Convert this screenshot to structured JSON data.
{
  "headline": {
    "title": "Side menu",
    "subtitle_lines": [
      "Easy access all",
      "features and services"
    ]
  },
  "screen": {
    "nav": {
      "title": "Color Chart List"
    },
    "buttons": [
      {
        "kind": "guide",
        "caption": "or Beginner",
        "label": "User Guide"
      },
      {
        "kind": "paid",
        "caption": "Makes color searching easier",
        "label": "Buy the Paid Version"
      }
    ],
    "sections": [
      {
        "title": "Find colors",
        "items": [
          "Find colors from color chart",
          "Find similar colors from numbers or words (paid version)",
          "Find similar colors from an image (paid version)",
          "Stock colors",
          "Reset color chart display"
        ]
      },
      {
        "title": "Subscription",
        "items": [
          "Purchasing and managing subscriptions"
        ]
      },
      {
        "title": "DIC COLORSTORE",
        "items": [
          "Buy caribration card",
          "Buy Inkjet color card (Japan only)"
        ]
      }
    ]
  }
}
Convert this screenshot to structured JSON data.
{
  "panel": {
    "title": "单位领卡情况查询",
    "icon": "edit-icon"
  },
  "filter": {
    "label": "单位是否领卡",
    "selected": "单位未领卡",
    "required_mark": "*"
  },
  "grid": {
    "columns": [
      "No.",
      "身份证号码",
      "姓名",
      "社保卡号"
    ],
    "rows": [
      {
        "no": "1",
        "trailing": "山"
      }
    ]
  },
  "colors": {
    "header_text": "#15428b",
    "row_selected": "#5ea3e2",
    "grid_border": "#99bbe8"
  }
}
========
▶ [WHAT YOU WILL DO]: Every entry above needs to be quoted exactly.

▶ [EXERCISE SOLUTION]:
Convert this screenshot to structured JSON data.
{
  "headline": {
    "title": "Side menu",
    "subtitle_lines": [
      "Easy access all",
      "features and services"
    ]
  },
  "screen": {
    "nav": {
      "title": "Color Chart List"
    },
    "buttons": [
      {
        "kind": "guide",
        "caption": "or Beginner",
        "label": "User Guide"
      },
      {
        "kind": "paid",
        "caption": "Makes color searching easier",
        "label": "Buy the Paid Version"
      }
    ],
    "sections": [
      {
        "title": "Find colors",
        "items": [
          "Find colors from color chart",
          "Find similar colors from numbers or words (paid version)",
          "Find similar colors from an image (paid version)",
          "Stock colors",
          "Reset color chart display"
        ]
      },
      {
        "title": "Subscription",
        "items": [
          "Purchasing and managing subscriptions"
        ]
      },
      {
        "title": "DIC COLORSTORE",
        "items": [
          "Buy caribration card",
          "Buy Inkjet color card (Japan only)"
        ]
      }
    ]
  }
}
Convert this screenshot to structured JSON data.
{
  "panel": {
    "title": "单位领卡情况查询",
    "icon": "edit-icon"
  },
  "filter": {
    "label": "单位是否领卡",
    "selected": "单位未领卡",
    "required_mark": "*"
  },
  "grid": {
    "columns": [
      "No.",
      "身份证号码",
      "姓名",
      "社保卡号"
    ],
    "rows": [
      {
        "no": "1",
        "trailing": "山"
      }
    ]
  },
  "colors": {
    "header_text": "#15428b",
    "row_selected": "#5ea3e2",
    "grid_border": "#99bbe8"
  }
}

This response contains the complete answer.